What is expected: Copy all the material below, exactly as it stands.

☆ ☆ ☆ ☆

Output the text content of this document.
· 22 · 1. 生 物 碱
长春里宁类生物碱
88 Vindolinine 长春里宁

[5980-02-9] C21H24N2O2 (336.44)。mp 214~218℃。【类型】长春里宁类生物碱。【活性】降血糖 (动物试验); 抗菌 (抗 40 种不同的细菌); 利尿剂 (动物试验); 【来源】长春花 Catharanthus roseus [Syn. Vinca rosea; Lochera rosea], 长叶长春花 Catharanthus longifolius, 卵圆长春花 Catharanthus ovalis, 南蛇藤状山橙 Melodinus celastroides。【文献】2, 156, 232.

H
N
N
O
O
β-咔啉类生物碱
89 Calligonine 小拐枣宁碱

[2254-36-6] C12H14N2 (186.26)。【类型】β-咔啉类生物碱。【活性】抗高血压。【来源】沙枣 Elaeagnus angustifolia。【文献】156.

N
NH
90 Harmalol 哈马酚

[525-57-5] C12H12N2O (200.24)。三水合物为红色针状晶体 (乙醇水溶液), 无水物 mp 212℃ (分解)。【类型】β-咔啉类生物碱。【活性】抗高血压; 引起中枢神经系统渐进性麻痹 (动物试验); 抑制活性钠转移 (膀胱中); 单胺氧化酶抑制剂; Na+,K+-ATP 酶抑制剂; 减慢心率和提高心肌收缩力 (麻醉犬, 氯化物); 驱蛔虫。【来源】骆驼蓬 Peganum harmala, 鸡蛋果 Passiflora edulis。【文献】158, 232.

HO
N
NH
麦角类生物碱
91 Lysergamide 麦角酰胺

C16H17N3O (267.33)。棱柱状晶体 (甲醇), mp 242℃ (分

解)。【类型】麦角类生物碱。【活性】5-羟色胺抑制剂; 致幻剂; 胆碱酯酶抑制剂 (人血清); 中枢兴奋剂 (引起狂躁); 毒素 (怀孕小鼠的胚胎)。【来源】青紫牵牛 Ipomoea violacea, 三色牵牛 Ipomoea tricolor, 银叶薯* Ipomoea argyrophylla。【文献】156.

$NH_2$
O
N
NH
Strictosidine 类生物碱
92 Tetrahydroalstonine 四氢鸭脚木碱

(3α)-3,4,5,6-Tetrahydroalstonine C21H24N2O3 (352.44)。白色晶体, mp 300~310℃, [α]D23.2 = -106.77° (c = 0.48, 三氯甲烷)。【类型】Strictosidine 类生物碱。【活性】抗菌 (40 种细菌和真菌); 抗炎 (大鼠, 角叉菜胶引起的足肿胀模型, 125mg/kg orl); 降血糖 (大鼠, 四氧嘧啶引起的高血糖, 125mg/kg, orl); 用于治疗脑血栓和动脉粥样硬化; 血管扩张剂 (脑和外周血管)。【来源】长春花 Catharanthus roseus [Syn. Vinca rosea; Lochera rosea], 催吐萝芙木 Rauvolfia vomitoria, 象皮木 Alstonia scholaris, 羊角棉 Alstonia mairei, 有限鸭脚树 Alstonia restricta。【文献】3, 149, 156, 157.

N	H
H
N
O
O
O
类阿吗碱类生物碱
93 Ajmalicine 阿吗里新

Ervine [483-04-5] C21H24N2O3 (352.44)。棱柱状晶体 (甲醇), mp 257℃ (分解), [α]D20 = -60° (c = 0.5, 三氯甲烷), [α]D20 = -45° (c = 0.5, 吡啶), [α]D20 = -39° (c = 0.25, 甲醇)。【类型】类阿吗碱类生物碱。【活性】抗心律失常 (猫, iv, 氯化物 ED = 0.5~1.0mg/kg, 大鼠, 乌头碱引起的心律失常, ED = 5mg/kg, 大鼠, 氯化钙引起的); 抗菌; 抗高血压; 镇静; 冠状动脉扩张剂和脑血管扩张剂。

☆ ☆ ☆ ☆

Final result:
Output the text content of this document.
· 22 · 1. 生 物 碱
长春里宁类生物碱
88 Vindolinine 长春里宁

[5980-02-9] C21H24N2O2 (336.44)。mp 214~218℃。【类型】长春里宁类生物碱。【活性】降血糖 (动物试验); 抗菌 (抗 40 种不同的细菌); 利尿剂 (动物试验); 【来源】长春花 Catharanthus roseus [Syn. Vinca rosea; Lochera rosea], 长叶长春花 Catharanthus longifolius, 卵圆长春花 Catharanthus ovalis, 南蛇藤状山橙 Melodinus celastroides。【文献】2, 156, 232.

H
N
N
O
O
β-咔啉类生物碱
89 Calligonine 小拐枣宁碱

[2254-36-6] C12H14N2 (186.26)。【类型】β-咔啉类生物碱。【活性】抗高血压。【来源】沙枣 Elaeagnus angustifolia。【文献】156.

N
NH
90 Harmalol 哈马酚

[525-57-5] C12H12N2O (200.24)。三水合物为红色针状晶体 (乙醇水溶液), 无水物 mp 212℃ (分解)。【类型】β-咔啉类生物碱。【活性】抗高血压; 引起中枢神经系统渐进性麻痹 (动物试验); 抑制活性钠转移 (膀胱中); 单胺氧化酶抑制剂; Na+,K+-ATP 酶抑制剂; 减慢心率和提高心肌收缩力 (麻醉犬, 氯化物); 驱蛔虫。【来源】骆驼蓬 Peganum harmala, 鸡蛋果 Passiflora edulis。【文献】158, 232.

HO
N
NH
麦角类生物碱
91 Lysergamide 麦角酰胺

C16H17N3O (267.33)。棱柱状晶体 (甲醇), mp 242℃ (分

解)。【类型】麦角类生物碱。【活性】5-羟色胺抑制剂; 致幻剂; 胆碱酯酶抑制剂 (人血清); 中枢兴奋剂 (引起狂躁); 毒素 (怀孕小鼠的胚胎)。【来源】青紫牵牛 Ipomoea violacea, 三色牵牛 Ipomoea tricolor, 银叶薯* Ipomoea argyrophylla。【文献】156.

$NH_2$
O
N
NH
Strictosidine 类生物碱
92 Tetrahydroalstonine 四氢鸭脚木碱

(3α)-3,4,5,6-Tetrahydroalstonine C21H24N2O3 (352.44)。白色晶体, mp 300~310℃, [α]D23.2 = -106.77° (c = 0.48, 三氯甲烷)。【类型】Strictosidine 类生物碱。【活性】抗菌 (40 种细菌和真菌); 抗炎 (大鼠, 角叉菜胶引起的足肿胀模型, 125mg/kg orl); 降血糖 (大鼠, 四氧嘧啶引起的高血糖, 125mg/kg, orl); 用于治疗脑血栓和动脉粥样硬化; 血管扩张剂 (脑和外周血管)。【来源】长春花 Catharanthus roseus [Syn. Vinca rosea; Lochera rosea], 催吐萝芙木 Rauvolfia vomitoria, 象皮木 Alstonia scholaris, 羊角棉 Alstonia mairei, 有限鸭脚树 Alstonia restricta。【文献】3, 149, 156, 157.

N	H
H
N
O
O
O
类阿吗碱类生物碱
93 Ajmalicine 阿吗里新

Ervine [483-04-5] C21H24N2O3 (352.44)。棱柱状晶体 (甲醇), mp 257℃ (分解), [α]D20 = -60° (c = 0.5, 三氯甲烷), [α]D20 = -45° (c = 0.5, 吡啶), [α]D20 = -39° (c = 0.25, 甲醇)。【类型】类阿吗碱类生物碱。【活性】抗心律失常 (猫, iv, 氯化物 ED = 0.5~1.0mg/kg, 大鼠, 乌头碱引起的心律失常, ED = 5mg/kg, 大鼠, 氯化钙引起的); 抗菌; 抗高血压; 镇静; 冠状动脉扩张剂和脑血管扩张剂。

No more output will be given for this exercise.